Using the data below, tally the lines that include the string "name". Only the number is wanted.
======
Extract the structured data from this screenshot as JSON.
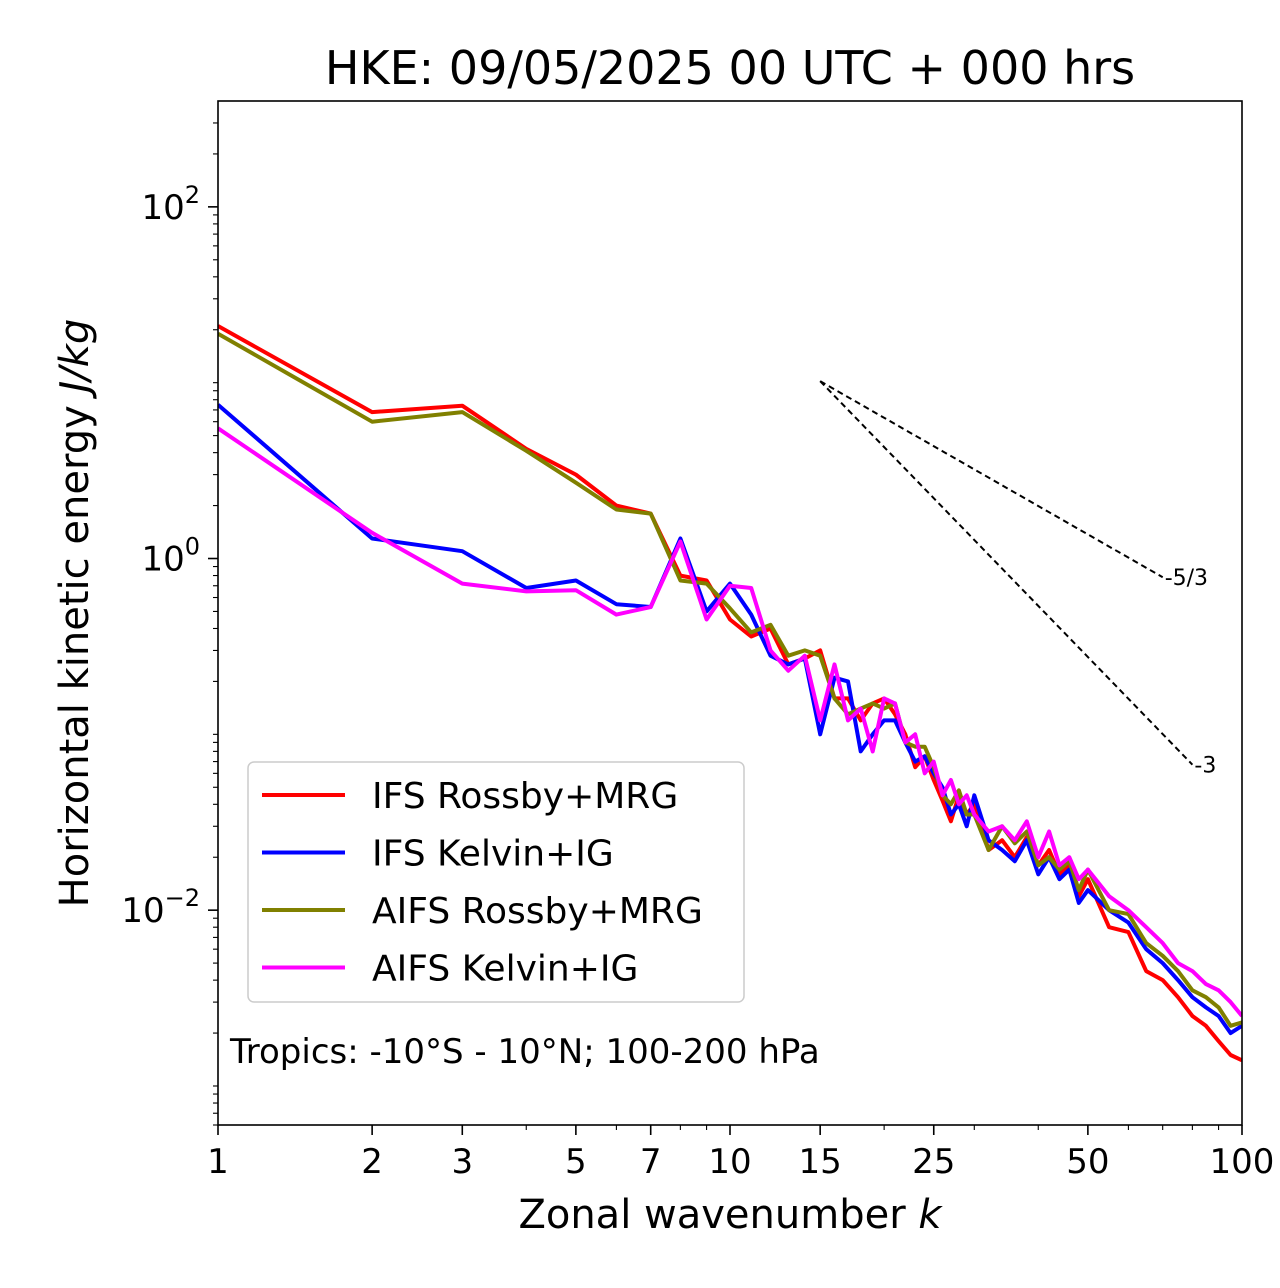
{
  "chart_data": {
    "type": "line",
    "title": "HKE: 09/05/2025 00 UTC + 000 hrs",
    "xlabel": "Zonal wavenumber",
    "xlabel_symbol": "k",
    "ylabel": "Horizontal kinetic energy",
    "ylabel_units": "J/kg",
    "xscale": "log",
    "yscale": "log",
    "xlim": [
      1,
      100
    ],
    "ylim": [
      0.0006,
      400
    ],
    "xticks": [
      1,
      2,
      3,
      5,
      7,
      10,
      15,
      25,
      50,
      100
    ],
    "xtick_labels": [
      "1",
      "2",
      "3",
      "5",
      "7",
      "10",
      "15",
      "25",
      "50",
      "100"
    ],
    "yticks": [
      {
        "value": 100,
        "base": "10",
        "exp": "2"
      },
      {
        "value": 1,
        "base": "10",
        "exp": "0"
      },
      {
        "value": 0.01,
        "base": "10",
        "exp": "−2"
      }
    ],
    "grid": false,
    "legend_position": "lower-left",
    "annotation": "Tropics: -10°S - 10°N; 100-200 hPa",
    "reference_slopes": [
      {
        "label": "-5/3",
        "slope": -1.6667,
        "x_start": 15,
        "x_end": 70,
        "y_start": 10.2
      },
      {
        "label": "-3",
        "slope": -3,
        "x_start": 15,
        "x_end": 80,
        "y_start": 10.2
      }
    ],
    "series": [
      {
        "name": "IFS Rossby+MRG",
        "color": "#ff0000",
        "x": [
          1,
          2,
          3,
          4,
          5,
          6,
          7,
          8,
          9,
          10,
          11,
          12,
          13,
          14,
          15,
          16,
          17,
          18,
          19,
          20,
          21,
          22,
          23,
          24,
          25,
          26,
          27,
          28,
          29,
          30,
          32,
          34,
          36,
          38,
          40,
          42,
          44,
          46,
          48,
          50,
          55,
          60,
          65,
          70,
          75,
          80,
          85,
          90,
          95,
          100
        ],
        "y": [
          21,
          6.8,
          7.4,
          4.2,
          3.0,
          2.0,
          1.8,
          0.8,
          0.75,
          0.45,
          0.36,
          0.4,
          0.25,
          0.27,
          0.3,
          0.16,
          0.16,
          0.12,
          0.15,
          0.16,
          0.13,
          0.1,
          0.065,
          0.075,
          0.055,
          0.042,
          0.032,
          0.045,
          0.035,
          0.04,
          0.022,
          0.025,
          0.02,
          0.026,
          0.018,
          0.022,
          0.016,
          0.018,
          0.012,
          0.015,
          0.008,
          0.0075,
          0.0045,
          0.004,
          0.0032,
          0.0025,
          0.0022,
          0.0018,
          0.0015,
          0.0014
        ]
      },
      {
        "name": "IFS Kelvin+IG",
        "color": "#0000ff",
        "x": [
          1,
          2,
          3,
          4,
          5,
          6,
          7,
          8,
          9,
          10,
          11,
          12,
          13,
          14,
          15,
          16,
          17,
          18,
          19,
          20,
          21,
          22,
          23,
          24,
          25,
          26,
          27,
          28,
          29,
          30,
          32,
          34,
          36,
          38,
          40,
          42,
          44,
          46,
          48,
          50,
          55,
          60,
          65,
          70,
          75,
          80,
          85,
          90,
          95,
          100
        ],
        "y": [
          7.5,
          1.3,
          1.1,
          0.68,
          0.75,
          0.55,
          0.53,
          1.3,
          0.5,
          0.72,
          0.48,
          0.28,
          0.25,
          0.27,
          0.1,
          0.21,
          0.2,
          0.08,
          0.1,
          0.12,
          0.12,
          0.09,
          0.07,
          0.075,
          0.06,
          0.05,
          0.035,
          0.04,
          0.03,
          0.045,
          0.025,
          0.022,
          0.019,
          0.025,
          0.016,
          0.02,
          0.015,
          0.017,
          0.011,
          0.013,
          0.01,
          0.0085,
          0.006,
          0.005,
          0.004,
          0.0032,
          0.0028,
          0.0025,
          0.002,
          0.0022
        ]
      },
      {
        "name": "AIFS Rossby+MRG",
        "color": "#808000",
        "x": [
          1,
          2,
          3,
          4,
          5,
          6,
          7,
          8,
          9,
          10,
          11,
          12,
          13,
          14,
          15,
          16,
          17,
          18,
          19,
          20,
          21,
          22,
          23,
          24,
          25,
          26,
          27,
          28,
          29,
          30,
          32,
          34,
          36,
          38,
          40,
          42,
          44,
          46,
          48,
          50,
          55,
          60,
          65,
          70,
          75,
          80,
          85,
          90,
          95,
          100
        ],
        "y": [
          19,
          6.0,
          6.8,
          4.1,
          2.7,
          1.9,
          1.8,
          0.75,
          0.72,
          0.52,
          0.38,
          0.42,
          0.28,
          0.3,
          0.28,
          0.16,
          0.13,
          0.14,
          0.15,
          0.14,
          0.15,
          0.09,
          0.085,
          0.085,
          0.065,
          0.045,
          0.04,
          0.048,
          0.035,
          0.035,
          0.022,
          0.03,
          0.024,
          0.028,
          0.018,
          0.02,
          0.017,
          0.019,
          0.013,
          0.017,
          0.01,
          0.0095,
          0.0065,
          0.0055,
          0.0045,
          0.0035,
          0.0032,
          0.0028,
          0.0022,
          0.0023
        ]
      },
      {
        "name": "AIFS Kelvin+IG",
        "color": "#ff00ff",
        "x": [
          1,
          2,
          3,
          4,
          5,
          6,
          7,
          8,
          9,
          10,
          11,
          12,
          13,
          14,
          15,
          16,
          17,
          18,
          19,
          20,
          21,
          22,
          23,
          24,
          25,
          26,
          27,
          28,
          29,
          30,
          32,
          34,
          36,
          38,
          40,
          42,
          44,
          46,
          48,
          50,
          55,
          60,
          65,
          70,
          75,
          80,
          85,
          90,
          95,
          100
        ],
        "y": [
          5.5,
          1.4,
          0.72,
          0.65,
          0.66,
          0.48,
          0.53,
          1.25,
          0.45,
          0.7,
          0.68,
          0.3,
          0.23,
          0.28,
          0.12,
          0.25,
          0.12,
          0.14,
          0.08,
          0.16,
          0.15,
          0.09,
          0.1,
          0.06,
          0.07,
          0.045,
          0.055,
          0.04,
          0.045,
          0.035,
          0.028,
          0.03,
          0.025,
          0.032,
          0.02,
          0.028,
          0.018,
          0.02,
          0.015,
          0.017,
          0.012,
          0.01,
          0.008,
          0.0065,
          0.005,
          0.0045,
          0.0038,
          0.0035,
          0.003,
          0.0025
        ]
      }
    ]
  }
}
======
● Answer for this exercise
4